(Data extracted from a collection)
● ● ● ● ● ● ●
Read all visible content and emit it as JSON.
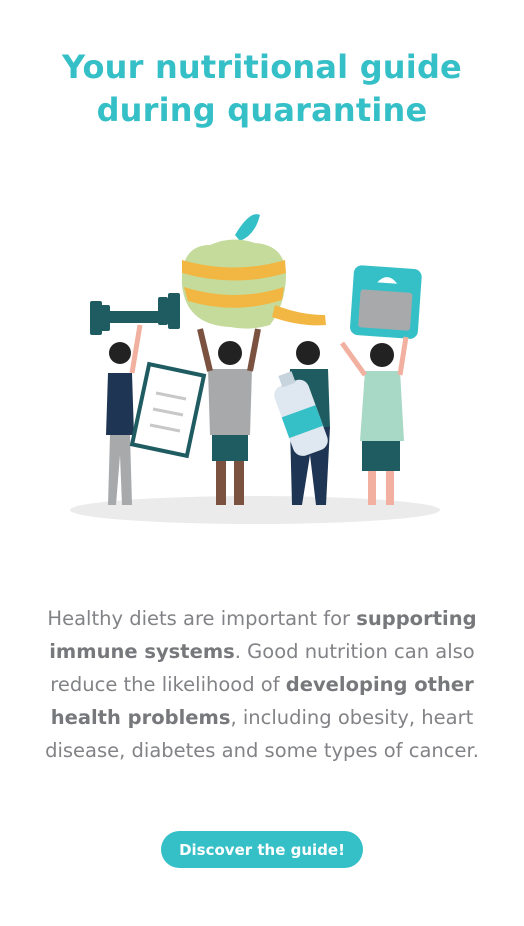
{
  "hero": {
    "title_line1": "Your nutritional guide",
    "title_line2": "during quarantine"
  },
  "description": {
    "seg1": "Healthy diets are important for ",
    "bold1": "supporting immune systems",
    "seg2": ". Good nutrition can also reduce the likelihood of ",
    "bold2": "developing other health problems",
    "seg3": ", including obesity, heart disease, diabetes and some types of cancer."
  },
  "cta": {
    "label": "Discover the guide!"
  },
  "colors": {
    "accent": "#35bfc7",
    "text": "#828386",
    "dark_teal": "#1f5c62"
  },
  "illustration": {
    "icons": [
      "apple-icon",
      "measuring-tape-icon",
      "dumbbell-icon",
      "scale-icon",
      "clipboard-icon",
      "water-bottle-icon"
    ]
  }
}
● ● ● ● ● ● ●
Leave out the pictures and transcribe everything else exactly.

Read all visible content and emit it as JSON.
{
  "hero": {
    "title_line1": "Your nutritional guide",
    "title_line2": "during quarantine"
  },
  "description": {
    "seg1": "Healthy diets are important for ",
    "bold1": "supporting immune systems",
    "seg2": ". Good nutrition can also reduce the likelihood of ",
    "bold2": "developing other health problems",
    "seg3": ", including obesity, heart disease, diabetes and some types of cancer."
  },
  "cta": {
    "label": "Discover the guide!"
  },
  "colors": {
    "accent": "#35bfc7",
    "text": "#828386",
    "dark_teal": "#1f5c62"
  },
  "illustration": {
    "icons": [
      "apple-icon",
      "measuring-tape-icon",
      "dumbbell-icon",
      "scale-icon",
      "clipboard-icon",
      "water-bottle-icon"
    ]
  }
}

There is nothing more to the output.